» **Work required**
Repeat the records exactly. Every line must match.

» **Provided information**
***

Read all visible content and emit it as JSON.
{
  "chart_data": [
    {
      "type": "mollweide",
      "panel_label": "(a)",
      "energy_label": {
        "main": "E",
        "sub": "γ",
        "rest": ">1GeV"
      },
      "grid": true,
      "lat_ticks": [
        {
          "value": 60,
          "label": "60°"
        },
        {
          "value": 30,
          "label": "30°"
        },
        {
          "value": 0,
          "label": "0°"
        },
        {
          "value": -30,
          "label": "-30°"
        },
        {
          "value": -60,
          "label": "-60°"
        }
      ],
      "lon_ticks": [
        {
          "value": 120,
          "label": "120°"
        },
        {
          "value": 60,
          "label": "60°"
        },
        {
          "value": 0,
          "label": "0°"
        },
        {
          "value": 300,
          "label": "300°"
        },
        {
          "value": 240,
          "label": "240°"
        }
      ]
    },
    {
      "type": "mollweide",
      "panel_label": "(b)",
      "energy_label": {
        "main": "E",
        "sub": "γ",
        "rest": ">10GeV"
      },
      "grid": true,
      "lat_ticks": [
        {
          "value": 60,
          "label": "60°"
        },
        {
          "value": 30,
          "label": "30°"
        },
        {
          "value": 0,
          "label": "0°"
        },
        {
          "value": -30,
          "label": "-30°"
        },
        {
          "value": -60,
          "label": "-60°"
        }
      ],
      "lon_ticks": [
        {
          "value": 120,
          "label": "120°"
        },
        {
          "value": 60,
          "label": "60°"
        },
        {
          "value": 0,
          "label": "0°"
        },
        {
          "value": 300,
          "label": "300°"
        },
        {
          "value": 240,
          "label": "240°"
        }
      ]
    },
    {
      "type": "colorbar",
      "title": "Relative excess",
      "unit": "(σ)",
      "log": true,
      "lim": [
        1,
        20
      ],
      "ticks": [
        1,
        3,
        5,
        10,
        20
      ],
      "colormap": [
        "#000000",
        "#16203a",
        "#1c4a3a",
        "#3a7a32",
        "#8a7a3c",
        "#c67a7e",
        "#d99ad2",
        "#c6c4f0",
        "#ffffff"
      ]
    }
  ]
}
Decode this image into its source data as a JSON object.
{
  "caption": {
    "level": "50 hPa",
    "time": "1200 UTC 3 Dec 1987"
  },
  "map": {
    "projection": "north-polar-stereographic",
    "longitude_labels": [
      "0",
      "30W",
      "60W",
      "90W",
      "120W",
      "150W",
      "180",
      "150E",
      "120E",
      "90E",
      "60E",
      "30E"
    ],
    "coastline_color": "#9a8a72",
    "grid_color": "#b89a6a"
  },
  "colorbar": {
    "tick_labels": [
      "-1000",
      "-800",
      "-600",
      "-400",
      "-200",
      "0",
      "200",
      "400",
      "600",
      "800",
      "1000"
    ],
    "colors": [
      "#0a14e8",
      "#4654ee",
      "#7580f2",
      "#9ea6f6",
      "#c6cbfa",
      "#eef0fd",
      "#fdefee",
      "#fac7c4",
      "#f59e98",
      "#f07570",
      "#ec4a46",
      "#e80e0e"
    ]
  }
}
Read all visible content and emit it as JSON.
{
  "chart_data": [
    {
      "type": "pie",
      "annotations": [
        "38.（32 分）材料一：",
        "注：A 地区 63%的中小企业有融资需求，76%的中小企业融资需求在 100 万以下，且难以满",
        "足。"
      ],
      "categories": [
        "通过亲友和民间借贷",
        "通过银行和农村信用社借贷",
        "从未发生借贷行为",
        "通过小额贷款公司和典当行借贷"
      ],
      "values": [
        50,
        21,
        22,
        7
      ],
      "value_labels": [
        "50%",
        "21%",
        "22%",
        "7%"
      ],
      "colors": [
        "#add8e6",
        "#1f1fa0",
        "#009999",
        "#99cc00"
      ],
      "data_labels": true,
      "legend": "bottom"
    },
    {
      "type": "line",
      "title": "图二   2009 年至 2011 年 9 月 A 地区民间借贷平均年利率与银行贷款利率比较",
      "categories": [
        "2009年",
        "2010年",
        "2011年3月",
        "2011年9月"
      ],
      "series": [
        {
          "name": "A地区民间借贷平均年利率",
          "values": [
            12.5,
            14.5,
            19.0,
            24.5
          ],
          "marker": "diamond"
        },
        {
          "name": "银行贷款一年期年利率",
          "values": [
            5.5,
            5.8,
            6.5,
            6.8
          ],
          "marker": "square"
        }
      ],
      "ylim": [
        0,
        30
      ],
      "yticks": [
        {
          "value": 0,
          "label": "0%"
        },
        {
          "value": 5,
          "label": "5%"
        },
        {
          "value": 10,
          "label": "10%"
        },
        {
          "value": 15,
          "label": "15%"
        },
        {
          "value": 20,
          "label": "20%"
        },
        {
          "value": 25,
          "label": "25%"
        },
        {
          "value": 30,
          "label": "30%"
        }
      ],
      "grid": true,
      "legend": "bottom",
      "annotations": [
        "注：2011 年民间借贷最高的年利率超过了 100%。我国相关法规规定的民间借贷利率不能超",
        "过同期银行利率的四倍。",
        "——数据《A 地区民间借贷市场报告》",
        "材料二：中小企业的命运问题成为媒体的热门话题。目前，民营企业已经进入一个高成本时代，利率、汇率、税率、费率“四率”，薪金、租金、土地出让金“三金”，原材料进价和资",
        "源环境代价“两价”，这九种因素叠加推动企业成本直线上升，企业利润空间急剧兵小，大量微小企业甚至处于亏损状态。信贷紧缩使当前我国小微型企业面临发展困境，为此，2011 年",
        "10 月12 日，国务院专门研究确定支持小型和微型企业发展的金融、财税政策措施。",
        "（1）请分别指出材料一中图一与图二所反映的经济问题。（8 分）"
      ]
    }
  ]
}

***

» **Full output**
Read all visible content and emit it as JSON.
{
  "chart_data": [
    {
      "type": "mollweide",
      "panel_label": "(a)",
      "energy_label": {
        "main": "E",
        "sub": "γ",
        "rest": ">1GeV"
      },
      "grid": true,
      "lat_ticks": [
        {
          "value": 60,
          "label": "60°"
        },
        {
          "value": 30,
          "label": "30°"
        },
        {
          "value": 0,
          "label": "0°"
        },
        {
          "value": -30,
          "label": "-30°"
        },
        {
          "value": -60,
          "label": "-60°"
        }
      ],
      "lon_ticks": [
        {
          "value": 120,
          "label": "120°"
        },
        {
          "value": 60,
          "label": "60°"
        },
        {
          "value": 0,
          "label": "0°"
        },
        {
          "value": 300,
          "label": "300°"
        },
        {
          "value": 240,
          "label": "240°"
        }
      ]
    },
    {
      "type": "mollweide",
      "panel_label": "(b)",
      "energy_label": {
        "main": "E",
        "sub": "γ",
        "rest": ">10GeV"
      },
      "grid": true,
      "lat_ticks": [
        {
          "value": 60,
          "label": "60°"
        },
        {
          "value": 30,
          "label": "30°"
        },
        {
          "value": 0,
          "label": "0°"
        },
        {
          "value": -30,
          "label": "-30°"
        },
        {
          "value": -60,
          "label": "-60°"
        }
      ],
      "lon_ticks": [
        {
          "value": 120,
          "label": "120°"
        },
        {
          "value": 60,
          "label": "60°"
        },
        {
          "value": 0,
          "label": "0°"
        },
        {
          "value": 300,
          "label": "300°"
        },
        {
          "value": 240,
          "label": "240°"
        }
      ]
    },
    {
      "type": "colorbar",
      "title": "Relative excess",
      "unit": "(σ)",
      "log": true,
      "lim": [
        1,
        20
      ],
      "ticks": [
        1,
        3,
        5,
        10,
        20
      ],
      "colormap": [
        "#000000",
        "#16203a",
        "#1c4a3a",
        "#3a7a32",
        "#8a7a3c",
        "#c67a7e",
        "#d99ad2",
        "#c6c4f0",
        "#ffffff"
      ]
    }
  ]
}
Decode this image into its source data as a JSON object.
{
  "caption": {
    "level": "50 hPa",
    "time": "1200 UTC 3 Dec 1987"
  },
  "map": {
    "projection": "north-polar-stereographic",
    "longitude_labels": [
      "0",
      "30W",
      "60W",
      "90W",
      "120W",
      "150W",
      "180",
      "150E",
      "120E",
      "90E",
      "60E",
      "30E"
    ],
    "coastline_color": "#9a8a72",
    "grid_color": "#b89a6a"
  },
  "colorbar": {
    "tick_labels": [
      "-1000",
      "-800",
      "-600",
      "-400",
      "-200",
      "0",
      "200",
      "400",
      "600",
      "800",
      "1000"
    ],
    "colors": [
      "#0a14e8",
      "#4654ee",
      "#7580f2",
      "#9ea6f6",
      "#c6cbfa",
      "#eef0fd",
      "#fdefee",
      "#fac7c4",
      "#f59e98",
      "#f07570",
      "#ec4a46",
      "#e80e0e"
    ]
  }
}
Read all visible content and emit it as JSON.
{
  "chart_data": [
    {
      "type": "pie",
      "annotations": [
        "38.（32 分）材料一：",
        "注：A 地区 63%的中小企业有融资需求，76%的中小企业融资需求在 100 万以下，且难以满",
        "足。"
      ],
      "categories": [
        "通过亲友和民间借贷",
        "通过银行和农村信用社借贷",
        "从未发生借贷行为",
        "通过小额贷款公司和典当行借贷"
      ],
      "values": [
        50,
        21,
        22,
        7
      ],
      "value_labels": [
        "50%",
        "21%",
        "22%",
        "7%"
      ],
      "colors": [
        "#add8e6",
        "#1f1fa0",
        "#009999",
        "#99cc00"
      ],
      "data_labels": true,
      "legend": "bottom"
    },
    {
      "type": "line",
      "title": "图二   2009 年至 2011 年 9 月 A 地区民间借贷平均年利率与银行贷款利率比较",
      "categories": [
        "2009年",
        "2010年",
        "2011年3月",
        "2011年9月"
      ],
      "series": [
        {
          "name": "A地区民间借贷平均年利率",
          "values": [
            12.5,
            14.5,
            19.0,
            24.5
          ],
          "marker": "diamond"
        },
        {
          "name": "银行贷款一年期年利率",
          "values": [
            5.5,
            5.8,
            6.5,
            6.8
          ],
          "marker": "square"
        }
      ],
      "ylim": [
        0,
        30
      ],
      "yticks": [
        {
          "value": 0,
          "label": "0%"
        },
        {
          "value": 5,
          "label": "5%"
        },
        {
          "value": 10,
          "label": "10%"
        },
        {
          "value": 15,
          "label": "15%"
        },
        {
          "value": 20,
          "label": "20%"
        },
        {
          "value": 25,
          "label": "25%"
        },
        {
          "value": 30,
          "label": "30%"
        }
      ],
      "grid": true,
      "legend": "bottom",
      "annotations": [
        "注：2011 年民间借贷最高的年利率超过了 100%。我国相关法规规定的民间借贷利率不能超",
        "过同期银行利率的四倍。",
        "——数据《A 地区民间借贷市场报告》",
        "材料二：中小企业的命运问题成为媒体的热门话题。目前，民营企业已经进入一个高成本时代，利率、汇率、税率、费率“四率”，薪金、租金、土地出让金“三金”，原材料进价和资",
        "源环境代价“两价”，这九种因素叠加推动企业成本直线上升，企业利润空间急剧兵小，大量微小企业甚至处于亏损状态。信贷紧缩使当前我国小微型企业面临发展困境，为此，2011 年",
        "10 月12 日，国务院专门研究确定支持小型和微型企业发展的金融、财税政策措施。",
        "（1）请分别指出材料一中图一与图二所反映的经济问题。（8 分）"
      ]
    }
  ]
}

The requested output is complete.